═══ Extracted information

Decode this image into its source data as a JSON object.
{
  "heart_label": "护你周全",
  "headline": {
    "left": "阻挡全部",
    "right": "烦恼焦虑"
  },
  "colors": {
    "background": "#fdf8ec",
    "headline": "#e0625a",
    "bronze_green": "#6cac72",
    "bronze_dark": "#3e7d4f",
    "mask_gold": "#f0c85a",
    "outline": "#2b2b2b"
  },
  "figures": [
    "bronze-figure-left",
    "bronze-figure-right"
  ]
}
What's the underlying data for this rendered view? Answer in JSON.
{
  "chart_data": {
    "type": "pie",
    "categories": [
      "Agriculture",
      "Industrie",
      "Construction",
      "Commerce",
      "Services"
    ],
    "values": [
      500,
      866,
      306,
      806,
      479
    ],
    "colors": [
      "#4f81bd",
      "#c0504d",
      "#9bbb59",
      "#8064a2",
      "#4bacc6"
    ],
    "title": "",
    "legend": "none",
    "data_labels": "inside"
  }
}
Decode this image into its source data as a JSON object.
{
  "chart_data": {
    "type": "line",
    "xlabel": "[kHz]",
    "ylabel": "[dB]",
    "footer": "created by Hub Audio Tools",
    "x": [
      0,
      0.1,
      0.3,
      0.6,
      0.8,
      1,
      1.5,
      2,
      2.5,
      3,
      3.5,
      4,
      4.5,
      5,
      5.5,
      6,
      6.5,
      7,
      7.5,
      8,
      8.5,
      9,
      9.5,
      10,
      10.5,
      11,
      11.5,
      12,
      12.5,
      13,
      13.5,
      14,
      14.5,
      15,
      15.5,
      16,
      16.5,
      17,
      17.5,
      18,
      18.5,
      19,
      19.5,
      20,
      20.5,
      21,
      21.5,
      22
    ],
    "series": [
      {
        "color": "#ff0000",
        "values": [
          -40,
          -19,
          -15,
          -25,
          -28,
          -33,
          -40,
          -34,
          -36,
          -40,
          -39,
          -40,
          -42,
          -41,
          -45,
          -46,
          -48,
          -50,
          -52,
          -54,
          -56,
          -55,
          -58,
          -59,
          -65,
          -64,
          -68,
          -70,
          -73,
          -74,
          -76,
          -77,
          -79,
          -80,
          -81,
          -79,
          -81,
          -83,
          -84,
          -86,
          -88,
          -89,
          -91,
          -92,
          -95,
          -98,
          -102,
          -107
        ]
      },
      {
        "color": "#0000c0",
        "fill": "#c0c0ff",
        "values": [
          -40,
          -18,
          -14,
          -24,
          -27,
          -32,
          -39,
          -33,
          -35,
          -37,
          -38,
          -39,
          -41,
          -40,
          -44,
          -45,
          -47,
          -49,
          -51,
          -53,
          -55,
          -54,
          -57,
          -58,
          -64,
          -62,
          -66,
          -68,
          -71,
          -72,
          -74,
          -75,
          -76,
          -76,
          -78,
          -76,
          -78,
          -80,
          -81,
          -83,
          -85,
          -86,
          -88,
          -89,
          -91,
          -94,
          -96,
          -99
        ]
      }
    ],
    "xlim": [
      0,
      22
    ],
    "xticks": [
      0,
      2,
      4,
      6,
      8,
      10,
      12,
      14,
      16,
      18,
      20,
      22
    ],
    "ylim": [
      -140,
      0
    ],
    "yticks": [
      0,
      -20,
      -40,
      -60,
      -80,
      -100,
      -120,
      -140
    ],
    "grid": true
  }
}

══════

Repeat every record exactly as written, please.

- Exercise output -
Decode this image into its source data as a JSON object.
{
  "heart_label": "护你周全",
  "headline": {
    "left": "阻挡全部",
    "right": "烦恼焦虑"
  },
  "colors": {
    "background": "#fdf8ec",
    "headline": "#e0625a",
    "bronze_green": "#6cac72",
    "bronze_dark": "#3e7d4f",
    "mask_gold": "#f0c85a",
    "outline": "#2b2b2b"
  },
  "figures": [
    "bronze-figure-left",
    "bronze-figure-right"
  ]
}
What's the underlying data for this rendered view? Answer in JSON.
{
  "chart_data": {
    "type": "pie",
    "categories": [
      "Agriculture",
      "Industrie",
      "Construction",
      "Commerce",
      "Services"
    ],
    "values": [
      500,
      866,
      306,
      806,
      479
    ],
    "colors": [
      "#4f81bd",
      "#c0504d",
      "#9bbb59",
      "#8064a2",
      "#4bacc6"
    ],
    "title": "",
    "legend": "none",
    "data_labels": "inside"
  }
}
Decode this image into its source data as a JSON object.
{
  "chart_data": {
    "type": "line",
    "xlabel": "[kHz]",
    "ylabel": "[dB]",
    "footer": "created by Hub Audio Tools",
    "x": [
      0,
      0.1,
      0.3,
      0.6,
      0.8,
      1,
      1.5,
      2,
      2.5,
      3,
      3.5,
      4,
      4.5,
      5,
      5.5,
      6,
      6.5,
      7,
      7.5,
      8,
      8.5,
      9,
      9.5,
      10,
      10.5,
      11,
      11.5,
      12,
      12.5,
      13,
      13.5,
      14,
      14.5,
      15,
      15.5,
      16,
      16.5,
      17,
      17.5,
      18,
      18.5,
      19,
      19.5,
      20,
      20.5,
      21,
      21.5,
      22
    ],
    "series": [
      {
        "color": "#ff0000",
        "values": [
          -40,
          -19,
          -15,
          -25,
          -28,
          -33,
          -40,
          -34,
          -36,
          -40,
          -39,
          -40,
          -42,
          -41,
          -45,
          -46,
          -48,
          -50,
          -52,
          -54,
          -56,
          -55,
          -58,
          -59,
          -65,
          -64,
          -68,
          -70,
          -73,
          -74,
          -76,
          -77,
          -79,
          -80,
          -81,
          -79,
          -81,
          -83,
          -84,
          -86,
          -88,
          -89,
          -91,
          -92,
          -95,
          -98,
          -102,
          -107
        ]
      },
      {
        "color": "#0000c0",
        "fill": "#c0c0ff",
        "values": [
          -40,
          -18,
          -14,
          -24,
          -27,
          -32,
          -39,
          -33,
          -35,
          -37,
          -38,
          -39,
          -41,
          -40,
          -44,
          -45,
          -47,
          -49,
          -51,
          -53,
          -55,
          -54,
          -57,
          -58,
          -64,
          -62,
          -66,
          -68,
          -71,
          -72,
          -74,
          -75,
          -76,
          -76,
          -78,
          -76,
          -78,
          -80,
          -81,
          -83,
          -85,
          -86,
          -88,
          -89,
          -91,
          -94,
          -96,
          -99
        ]
      }
    ],
    "xlim": [
      0,
      22
    ],
    "xticks": [
      0,
      2,
      4,
      6,
      8,
      10,
      12,
      14,
      16,
      18,
      20,
      22
    ],
    "ylim": [
      -140,
      0
    ],
    "yticks": [
      0,
      -20,
      -40,
      -60,
      -80,
      -100,
      -120,
      -140
    ],
    "grid": true
  }
}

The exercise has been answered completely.